▶ **SET TASK**
Write out every entry, unchanged. Skip any picture.

▶ **SUPPLIED INFORMATION**
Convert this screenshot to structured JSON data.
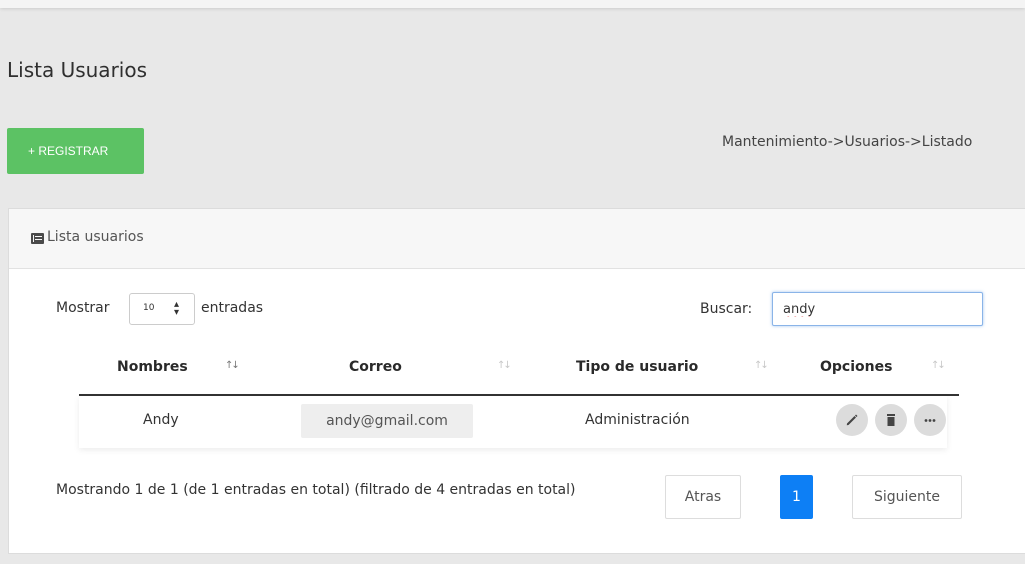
{
  "page": {
    "title": "Lista Usuarios",
    "register_button": "+ REGISTRAR",
    "breadcrumb": "Mantenimiento->Usuarios->Listado"
  },
  "card": {
    "title": "Lista usuarios",
    "icon": "list-icon"
  },
  "table_controls": {
    "show_label": "Mostrar",
    "page_length": "10",
    "entries_label": "entradas",
    "search_label": "Buscar:",
    "search_value": "andy"
  },
  "table": {
    "columns": [
      "Nombres",
      "Correo",
      "Tipo de usuario",
      "Opciones"
    ],
    "rows": [
      {
        "nombre": "Andy",
        "correo": "andy@gmail.com",
        "tipo": "Administración"
      }
    ],
    "row_actions": [
      "edit-icon",
      "delete-icon",
      "more-icon"
    ]
  },
  "footer": {
    "info": "Mostrando 1 de 1 (de 1 entradas en total) (filtrado de 4 entradas en total)",
    "prev_label": "Atras",
    "current_page": "1",
    "next_label": "Siguiente"
  },
  "colors": {
    "register_button": "#5cc264",
    "active_page": "#0d7ff5",
    "background": "#e8e8e8"
  }
}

▶ **RESPONSE TO THIS EXERCISE**
Convert this screenshot to structured JSON data.
{
  "page": {
    "title": "Lista Usuarios",
    "register_button": "+ REGISTRAR",
    "breadcrumb": "Mantenimiento->Usuarios->Listado"
  },
  "card": {
    "title": "Lista usuarios",
    "icon": "list-icon"
  },
  "table_controls": {
    "show_label": "Mostrar",
    "page_length": "10",
    "entries_label": "entradas",
    "search_label": "Buscar:",
    "search_value": "andy"
  },
  "table": {
    "columns": [
      "Nombres",
      "Correo",
      "Tipo de usuario",
      "Opciones"
    ],
    "rows": [
      {
        "nombre": "Andy",
        "correo": "andy@gmail.com",
        "tipo": "Administración"
      }
    ],
    "row_actions": [
      "edit-icon",
      "delete-icon",
      "more-icon"
    ]
  },
  "footer": {
    "info": "Mostrando 1 de 1 (de 1 entradas en total) (filtrado de 4 entradas en total)",
    "prev_label": "Atras",
    "current_page": "1",
    "next_label": "Siguiente"
  },
  "colors": {
    "register_button": "#5cc264",
    "active_page": "#0d7ff5",
    "background": "#e8e8e8"
  }
}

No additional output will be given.